* [Task requirements]:
Copy the records below word for word, leaving out nothing.

** Opening Data records block **

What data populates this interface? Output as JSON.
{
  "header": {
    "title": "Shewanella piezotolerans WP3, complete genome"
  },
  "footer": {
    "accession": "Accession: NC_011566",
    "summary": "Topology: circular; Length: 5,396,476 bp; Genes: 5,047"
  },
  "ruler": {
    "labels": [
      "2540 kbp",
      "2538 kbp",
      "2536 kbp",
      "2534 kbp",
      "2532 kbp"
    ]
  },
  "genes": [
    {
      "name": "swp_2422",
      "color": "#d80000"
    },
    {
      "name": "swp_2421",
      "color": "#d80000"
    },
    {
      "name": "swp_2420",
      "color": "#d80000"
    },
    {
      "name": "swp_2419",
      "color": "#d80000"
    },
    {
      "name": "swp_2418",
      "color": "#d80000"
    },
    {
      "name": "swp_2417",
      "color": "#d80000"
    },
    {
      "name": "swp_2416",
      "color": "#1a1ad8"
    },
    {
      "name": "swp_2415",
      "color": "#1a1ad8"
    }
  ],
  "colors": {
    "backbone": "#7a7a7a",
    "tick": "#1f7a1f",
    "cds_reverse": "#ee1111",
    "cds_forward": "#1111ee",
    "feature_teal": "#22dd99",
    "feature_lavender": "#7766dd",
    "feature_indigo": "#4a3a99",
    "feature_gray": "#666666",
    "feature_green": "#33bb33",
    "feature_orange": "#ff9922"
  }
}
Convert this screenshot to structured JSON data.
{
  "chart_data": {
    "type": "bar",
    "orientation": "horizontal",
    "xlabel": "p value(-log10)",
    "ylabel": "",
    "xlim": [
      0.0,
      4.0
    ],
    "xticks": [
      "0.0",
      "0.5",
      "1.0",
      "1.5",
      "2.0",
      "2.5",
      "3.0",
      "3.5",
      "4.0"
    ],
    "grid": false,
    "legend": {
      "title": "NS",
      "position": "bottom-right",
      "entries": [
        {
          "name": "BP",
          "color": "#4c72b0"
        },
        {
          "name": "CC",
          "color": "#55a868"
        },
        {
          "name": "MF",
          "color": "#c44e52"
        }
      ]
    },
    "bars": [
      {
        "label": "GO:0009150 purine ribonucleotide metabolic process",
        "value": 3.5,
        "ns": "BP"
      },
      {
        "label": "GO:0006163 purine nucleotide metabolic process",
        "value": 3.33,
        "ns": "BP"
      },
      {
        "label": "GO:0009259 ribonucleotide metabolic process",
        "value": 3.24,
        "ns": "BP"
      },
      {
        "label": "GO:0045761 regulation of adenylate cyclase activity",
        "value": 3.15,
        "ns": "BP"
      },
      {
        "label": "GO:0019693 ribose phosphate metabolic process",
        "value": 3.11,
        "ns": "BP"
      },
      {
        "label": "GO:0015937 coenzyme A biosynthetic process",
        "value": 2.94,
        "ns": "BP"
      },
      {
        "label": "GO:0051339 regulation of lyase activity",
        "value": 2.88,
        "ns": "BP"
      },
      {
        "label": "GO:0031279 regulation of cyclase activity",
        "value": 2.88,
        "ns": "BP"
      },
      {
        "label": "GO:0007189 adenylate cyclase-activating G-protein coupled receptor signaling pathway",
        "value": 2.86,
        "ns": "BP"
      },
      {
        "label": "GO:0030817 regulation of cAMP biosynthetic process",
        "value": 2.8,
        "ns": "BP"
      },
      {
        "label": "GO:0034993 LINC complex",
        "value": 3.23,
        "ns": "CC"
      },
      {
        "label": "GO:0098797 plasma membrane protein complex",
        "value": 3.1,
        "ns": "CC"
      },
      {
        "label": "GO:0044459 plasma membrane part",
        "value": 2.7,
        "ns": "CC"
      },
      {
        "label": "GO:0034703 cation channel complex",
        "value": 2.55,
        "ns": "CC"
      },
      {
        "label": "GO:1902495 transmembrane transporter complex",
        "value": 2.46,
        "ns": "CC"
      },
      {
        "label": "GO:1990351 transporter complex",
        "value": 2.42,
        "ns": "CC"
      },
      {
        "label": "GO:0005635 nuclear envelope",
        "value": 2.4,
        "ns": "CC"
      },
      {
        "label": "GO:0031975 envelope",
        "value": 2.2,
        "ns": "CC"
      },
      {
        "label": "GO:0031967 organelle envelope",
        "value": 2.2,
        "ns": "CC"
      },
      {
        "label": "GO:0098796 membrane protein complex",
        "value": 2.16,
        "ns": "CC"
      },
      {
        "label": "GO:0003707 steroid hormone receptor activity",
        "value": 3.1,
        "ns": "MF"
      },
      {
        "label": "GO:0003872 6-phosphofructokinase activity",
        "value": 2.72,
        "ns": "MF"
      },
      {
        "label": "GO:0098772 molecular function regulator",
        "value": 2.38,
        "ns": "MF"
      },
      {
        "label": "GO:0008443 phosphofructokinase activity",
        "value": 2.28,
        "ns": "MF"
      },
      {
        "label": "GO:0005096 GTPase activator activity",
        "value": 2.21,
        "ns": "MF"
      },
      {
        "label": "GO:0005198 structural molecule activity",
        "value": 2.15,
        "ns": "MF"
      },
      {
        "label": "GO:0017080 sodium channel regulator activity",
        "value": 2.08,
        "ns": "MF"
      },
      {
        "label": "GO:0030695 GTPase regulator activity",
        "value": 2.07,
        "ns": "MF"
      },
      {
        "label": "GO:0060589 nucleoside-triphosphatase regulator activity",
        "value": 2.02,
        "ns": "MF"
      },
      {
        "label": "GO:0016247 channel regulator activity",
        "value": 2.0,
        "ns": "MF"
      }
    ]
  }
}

** Closing Data records block **

* [Answer for this exercise]:
What data populates this interface? Output as JSON.
{
  "header": {
    "title": "Shewanella piezotolerans WP3, complete genome"
  },
  "footer": {
    "accession": "Accession: NC_011566",
    "summary": "Topology: circular; Length: 5,396,476 bp; Genes: 5,047"
  },
  "ruler": {
    "labels": [
      "2540 kbp",
      "2538 kbp",
      "2536 kbp",
      "2534 kbp",
      "2532 kbp"
    ]
  },
  "genes": [
    {
      "name": "swp_2422",
      "color": "#d80000"
    },
    {
      "name": "swp_2421",
      "color": "#d80000"
    },
    {
      "name": "swp_2420",
      "color": "#d80000"
    },
    {
      "name": "swp_2419",
      "color": "#d80000"
    },
    {
      "name": "swp_2418",
      "color": "#d80000"
    },
    {
      "name": "swp_2417",
      "color": "#d80000"
    },
    {
      "name": "swp_2416",
      "color": "#1a1ad8"
    },
    {
      "name": "swp_2415",
      "color": "#1a1ad8"
    }
  ],
  "colors": {
    "backbone": "#7a7a7a",
    "tick": "#1f7a1f",
    "cds_reverse": "#ee1111",
    "cds_forward": "#1111ee",
    "feature_teal": "#22dd99",
    "feature_lavender": "#7766dd",
    "feature_indigo": "#4a3a99",
    "feature_gray": "#666666",
    "feature_green": "#33bb33",
    "feature_orange": "#ff9922"
  }
}
Convert this screenshot to structured JSON data.
{
  "chart_data": {
    "type": "bar",
    "orientation": "horizontal",
    "xlabel": "p value(-log10)",
    "ylabel": "",
    "xlim": [
      0.0,
      4.0
    ],
    "xticks": [
      "0.0",
      "0.5",
      "1.0",
      "1.5",
      "2.0",
      "2.5",
      "3.0",
      "3.5",
      "4.0"
    ],
    "grid": false,
    "legend": {
      "title": "NS",
      "position": "bottom-right",
      "entries": [
        {
          "name": "BP",
          "color": "#4c72b0"
        },
        {
          "name": "CC",
          "color": "#55a868"
        },
        {
          "name": "MF",
          "color": "#c44e52"
        }
      ]
    },
    "bars": [
      {
        "label": "GO:0009150 purine ribonucleotide metabolic process",
        "value": 3.5,
        "ns": "BP"
      },
      {
        "label": "GO:0006163 purine nucleotide metabolic process",
        "value": 3.33,
        "ns": "BP"
      },
      {
        "label": "GO:0009259 ribonucleotide metabolic process",
        "value": 3.24,
        "ns": "BP"
      },
      {
        "label": "GO:0045761 regulation of adenylate cyclase activity",
        "value": 3.15,
        "ns": "BP"
      },
      {
        "label": "GO:0019693 ribose phosphate metabolic process",
        "value": 3.11,
        "ns": "BP"
      },
      {
        "label": "GO:0015937 coenzyme A biosynthetic process",
        "value": 2.94,
        "ns": "BP"
      },
      {
        "label": "GO:0051339 regulation of lyase activity",
        "value": 2.88,
        "ns": "BP"
      },
      {
        "label": "GO:0031279 regulation of cyclase activity",
        "value": 2.88,
        "ns": "BP"
      },
      {
        "label": "GO:0007189 adenylate cyclase-activating G-protein coupled receptor signaling pathway",
        "value": 2.86,
        "ns": "BP"
      },
      {
        "label": "GO:0030817 regulation of cAMP biosynthetic process",
        "value": 2.8,
        "ns": "BP"
      },
      {
        "label": "GO:0034993 LINC complex",
        "value": 3.23,
        "ns": "CC"
      },
      {
        "label": "GO:0098797 plasma membrane protein complex",
        "value": 3.1,
        "ns": "CC"
      },
      {
        "label": "GO:0044459 plasma membrane part",
        "value": 2.7,
        "ns": "CC"
      },
      {
        "label": "GO:0034703 cation channel complex",
        "value": 2.55,
        "ns": "CC"
      },
      {
        "label": "GO:1902495 transmembrane transporter complex",
        "value": 2.46,
        "ns": "CC"
      },
      {
        "label": "GO:1990351 transporter complex",
        "value": 2.42,
        "ns": "CC"
      },
      {
        "label": "GO:0005635 nuclear envelope",
        "value": 2.4,
        "ns": "CC"
      },
      {
        "label": "GO:0031975 envelope",
        "value": 2.2,
        "ns": "CC"
      },
      {
        "label": "GO:0031967 organelle envelope",
        "value": 2.2,
        "ns": "CC"
      },
      {
        "label": "GO:0098796 membrane protein complex",
        "value": 2.16,
        "ns": "CC"
      },
      {
        "label": "GO:0003707 steroid hormone receptor activity",
        "value": 3.1,
        "ns": "MF"
      },
      {
        "label": "GO:0003872 6-phosphofructokinase activity",
        "value": 2.72,
        "ns": "MF"
      },
      {
        "label": "GO:0098772 molecular function regulator",
        "value": 2.38,
        "ns": "MF"
      },
      {
        "label": "GO:0008443 phosphofructokinase activity",
        "value": 2.28,
        "ns": "MF"
      },
      {
        "label": "GO:0005096 GTPase activator activity",
        "value": 2.21,
        "ns": "MF"
      },
      {
        "label": "GO:0005198 structural molecule activity",
        "value": 2.15,
        "ns": "MF"
      },
      {
        "label": "GO:0017080 sodium channel regulator activity",
        "value": 2.08,
        "ns": "MF"
      },
      {
        "label": "GO:0030695 GTPase regulator activity",
        "value": 2.07,
        "ns": "MF"
      },
      {
        "label": "GO:0060589 nucleoside-triphosphatase regulator activity",
        "value": 2.02,
        "ns": "MF"
      },
      {
        "label": "GO:0016247 channel regulator activity",
        "value": 2.0,
        "ns": "MF"
      }
    ]
  }
}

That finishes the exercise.